Given problem: Locate every line in the material below that contains the string "marker", counting case, and copy each one out.

Element and region data:

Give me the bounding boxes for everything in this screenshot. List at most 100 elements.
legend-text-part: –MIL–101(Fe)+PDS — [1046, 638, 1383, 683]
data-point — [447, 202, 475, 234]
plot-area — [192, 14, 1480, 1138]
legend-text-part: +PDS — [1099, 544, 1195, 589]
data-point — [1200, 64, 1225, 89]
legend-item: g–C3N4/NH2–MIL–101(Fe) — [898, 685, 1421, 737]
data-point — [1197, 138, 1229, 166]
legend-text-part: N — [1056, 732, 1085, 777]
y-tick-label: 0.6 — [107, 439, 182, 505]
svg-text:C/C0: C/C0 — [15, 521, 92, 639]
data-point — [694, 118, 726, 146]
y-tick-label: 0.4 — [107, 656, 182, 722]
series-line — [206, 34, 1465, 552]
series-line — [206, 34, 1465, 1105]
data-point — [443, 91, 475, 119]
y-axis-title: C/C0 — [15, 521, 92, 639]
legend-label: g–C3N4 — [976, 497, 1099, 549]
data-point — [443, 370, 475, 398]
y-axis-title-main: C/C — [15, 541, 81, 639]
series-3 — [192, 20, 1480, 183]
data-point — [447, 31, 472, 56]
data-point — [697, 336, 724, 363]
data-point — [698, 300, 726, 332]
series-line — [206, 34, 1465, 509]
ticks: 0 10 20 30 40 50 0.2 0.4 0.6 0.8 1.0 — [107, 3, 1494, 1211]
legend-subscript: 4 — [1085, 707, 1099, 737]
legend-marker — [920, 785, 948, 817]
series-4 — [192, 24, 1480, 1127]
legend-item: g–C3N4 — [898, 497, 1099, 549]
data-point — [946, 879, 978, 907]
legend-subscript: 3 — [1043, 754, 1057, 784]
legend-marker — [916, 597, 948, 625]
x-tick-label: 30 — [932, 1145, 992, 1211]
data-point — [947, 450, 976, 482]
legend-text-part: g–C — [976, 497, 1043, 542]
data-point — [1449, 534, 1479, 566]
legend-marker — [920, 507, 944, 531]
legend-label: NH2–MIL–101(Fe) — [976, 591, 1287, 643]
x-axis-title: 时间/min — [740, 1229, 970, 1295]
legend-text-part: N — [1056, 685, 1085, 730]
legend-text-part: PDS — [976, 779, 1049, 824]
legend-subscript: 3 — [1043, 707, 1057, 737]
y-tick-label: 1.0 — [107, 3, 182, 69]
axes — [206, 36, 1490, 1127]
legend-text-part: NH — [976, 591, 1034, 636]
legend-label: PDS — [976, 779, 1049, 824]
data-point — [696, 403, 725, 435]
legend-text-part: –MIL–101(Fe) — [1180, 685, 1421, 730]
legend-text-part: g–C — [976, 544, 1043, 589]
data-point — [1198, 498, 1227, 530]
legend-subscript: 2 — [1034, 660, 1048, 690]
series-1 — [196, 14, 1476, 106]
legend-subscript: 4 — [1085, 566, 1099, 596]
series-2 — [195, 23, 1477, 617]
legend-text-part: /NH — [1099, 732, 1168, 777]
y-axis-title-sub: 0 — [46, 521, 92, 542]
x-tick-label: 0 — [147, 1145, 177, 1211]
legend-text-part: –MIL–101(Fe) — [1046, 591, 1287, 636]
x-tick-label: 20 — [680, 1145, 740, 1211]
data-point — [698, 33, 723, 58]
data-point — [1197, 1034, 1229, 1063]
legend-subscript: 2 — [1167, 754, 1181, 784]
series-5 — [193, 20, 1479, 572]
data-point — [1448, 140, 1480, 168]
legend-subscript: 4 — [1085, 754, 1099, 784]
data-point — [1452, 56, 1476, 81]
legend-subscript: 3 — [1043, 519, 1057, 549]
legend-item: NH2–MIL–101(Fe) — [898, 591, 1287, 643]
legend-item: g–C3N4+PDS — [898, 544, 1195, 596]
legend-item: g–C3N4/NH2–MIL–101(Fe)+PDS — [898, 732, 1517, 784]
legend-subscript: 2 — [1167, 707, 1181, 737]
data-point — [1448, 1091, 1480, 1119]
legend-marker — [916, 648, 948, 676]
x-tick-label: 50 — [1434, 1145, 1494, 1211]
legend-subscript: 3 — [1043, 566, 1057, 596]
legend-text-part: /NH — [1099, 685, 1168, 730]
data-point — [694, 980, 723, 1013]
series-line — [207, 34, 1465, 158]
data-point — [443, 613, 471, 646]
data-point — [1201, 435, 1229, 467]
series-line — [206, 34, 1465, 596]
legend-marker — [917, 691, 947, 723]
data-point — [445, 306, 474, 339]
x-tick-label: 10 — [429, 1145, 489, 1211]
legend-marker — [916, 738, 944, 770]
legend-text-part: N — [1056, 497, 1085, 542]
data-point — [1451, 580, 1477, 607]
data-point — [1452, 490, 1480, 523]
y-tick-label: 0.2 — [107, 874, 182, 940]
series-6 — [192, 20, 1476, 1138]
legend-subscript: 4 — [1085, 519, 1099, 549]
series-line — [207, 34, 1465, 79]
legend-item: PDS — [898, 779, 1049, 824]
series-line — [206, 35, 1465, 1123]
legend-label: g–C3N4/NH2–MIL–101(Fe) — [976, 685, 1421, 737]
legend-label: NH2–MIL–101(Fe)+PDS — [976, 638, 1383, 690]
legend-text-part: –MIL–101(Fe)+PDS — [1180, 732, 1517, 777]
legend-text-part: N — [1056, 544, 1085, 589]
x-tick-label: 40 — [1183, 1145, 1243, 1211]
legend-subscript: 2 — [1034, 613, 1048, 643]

Answer to this task:
legend-marker — [920, 785, 948, 817]
legend-marker — [916, 597, 948, 625]
legend-marker — [920, 507, 944, 531]
legend-marker — [916, 648, 948, 676]
legend-marker — [917, 691, 947, 723]
legend-marker — [916, 738, 944, 770]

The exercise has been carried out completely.